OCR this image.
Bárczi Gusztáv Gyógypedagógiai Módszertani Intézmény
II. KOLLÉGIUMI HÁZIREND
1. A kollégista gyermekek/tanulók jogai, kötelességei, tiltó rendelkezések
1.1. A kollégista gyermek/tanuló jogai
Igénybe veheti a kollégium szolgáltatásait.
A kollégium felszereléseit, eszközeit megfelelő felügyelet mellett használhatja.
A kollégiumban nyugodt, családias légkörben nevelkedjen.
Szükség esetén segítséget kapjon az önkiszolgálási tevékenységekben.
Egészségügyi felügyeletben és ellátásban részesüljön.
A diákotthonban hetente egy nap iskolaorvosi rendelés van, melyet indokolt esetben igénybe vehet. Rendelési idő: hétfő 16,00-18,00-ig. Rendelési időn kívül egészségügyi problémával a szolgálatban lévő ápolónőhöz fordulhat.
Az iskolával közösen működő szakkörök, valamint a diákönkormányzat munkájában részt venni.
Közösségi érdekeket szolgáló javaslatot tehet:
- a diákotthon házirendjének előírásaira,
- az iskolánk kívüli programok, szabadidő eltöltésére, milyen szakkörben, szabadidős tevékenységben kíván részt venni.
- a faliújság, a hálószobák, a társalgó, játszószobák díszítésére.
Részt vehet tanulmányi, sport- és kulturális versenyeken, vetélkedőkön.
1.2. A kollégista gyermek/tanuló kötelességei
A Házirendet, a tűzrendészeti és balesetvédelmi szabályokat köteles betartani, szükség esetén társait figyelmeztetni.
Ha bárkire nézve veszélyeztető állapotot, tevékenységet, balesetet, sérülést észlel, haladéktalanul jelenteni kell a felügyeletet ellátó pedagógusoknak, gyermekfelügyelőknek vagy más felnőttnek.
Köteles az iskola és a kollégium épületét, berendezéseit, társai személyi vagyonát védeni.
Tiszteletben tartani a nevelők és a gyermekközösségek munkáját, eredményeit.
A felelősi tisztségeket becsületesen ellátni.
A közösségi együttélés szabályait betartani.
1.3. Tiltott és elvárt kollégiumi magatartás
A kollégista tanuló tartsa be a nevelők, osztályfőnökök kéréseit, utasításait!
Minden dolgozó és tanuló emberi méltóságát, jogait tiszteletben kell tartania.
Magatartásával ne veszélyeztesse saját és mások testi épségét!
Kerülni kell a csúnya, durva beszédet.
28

########

* WHAT TO DO:
Retype the listing. Match it exactly.

* EXPECTED ANSWER:
OCR this image.
Bárczi Gusztáv Gyógypedagógiai Módszertani Intézmény
II. KOLLÉGIUMI HÁZIREND
1. A kollégista gyermekek/tanulók jogai, kötelességei, tiltó rendelkezések
1.1. A kollégista gyermek/tanuló jogai
Igénybe veheti a kollégium szolgáltatásait.
A kollégium felszereléseit, eszközeit megfelelő felügyelet mellett használhatja.
A kollégiumban nyugodt, családias légkörben nevelkedjen.
Szükség esetén segítséget kapjon az önkiszolgálási tevékenységekben.
Egészségügyi felügyeletben és ellátásban részesüljön.
A diákotthonban hetente egy nap iskolaorvosi rendelés van, melyet indokolt esetben igénybe vehet. Rendelési idő: hétfő 16,00-18,00-ig. Rendelési időn kívül egészségügyi problémával a szolgálatban lévő ápolónőhöz fordulhat.
Az iskolával közösen működő szakkörök, valamint a diákönkormányzat munkájában részt venni.
Közösségi érdekeket szolgáló javaslatot tehet:
- a diákotthon házirendjének előírásaira,
- az iskolánk kívüli programok, szabadidő eltöltésére, milyen szakkörben, szabadidős tevékenységben kíván részt venni.
- a faliújság, a hálószobák, a társalgó, játszószobák díszítésére.
Részt vehet tanulmányi, sport- és kulturális versenyeken, vetélkedőkön.
1.2. A kollégista gyermek/tanuló kötelességei
A Házirendet, a tűzrendészeti és balesetvédelmi szabályokat köteles betartani, szükség esetén társait figyelmeztetni.
Ha bárkire nézve veszélyeztető állapotot, tevékenységet, balesetet, sérülést észlel, haladéktalanul jelenteni kell a felügyeletet ellátó pedagógusoknak, gyermekfelügyelőknek vagy más felnőttnek.
Köteles az iskola és a kollégium épületét, berendezéseit, társai személyi vagyonát védeni.
Tiszteletben tartani a nevelők és a gyermekközösségek munkáját, eredményeit.
A felelősi tisztségeket becsületesen ellátni.
A közösségi együttélés szabályait betartani.
1.3. Tiltott és elvárt kollégiumi magatartás
A kollégista tanuló tartsa be a nevelők, osztályfőnökök kéréseit, utasításait!
Minden dolgozó és tanuló emberi méltóságát, jogait tiszteletben kell tartania.
Magatartásával ne veszélyeztesse saját és mások testi épségét!
Kerülni kell a csúnya, durva beszédet.
28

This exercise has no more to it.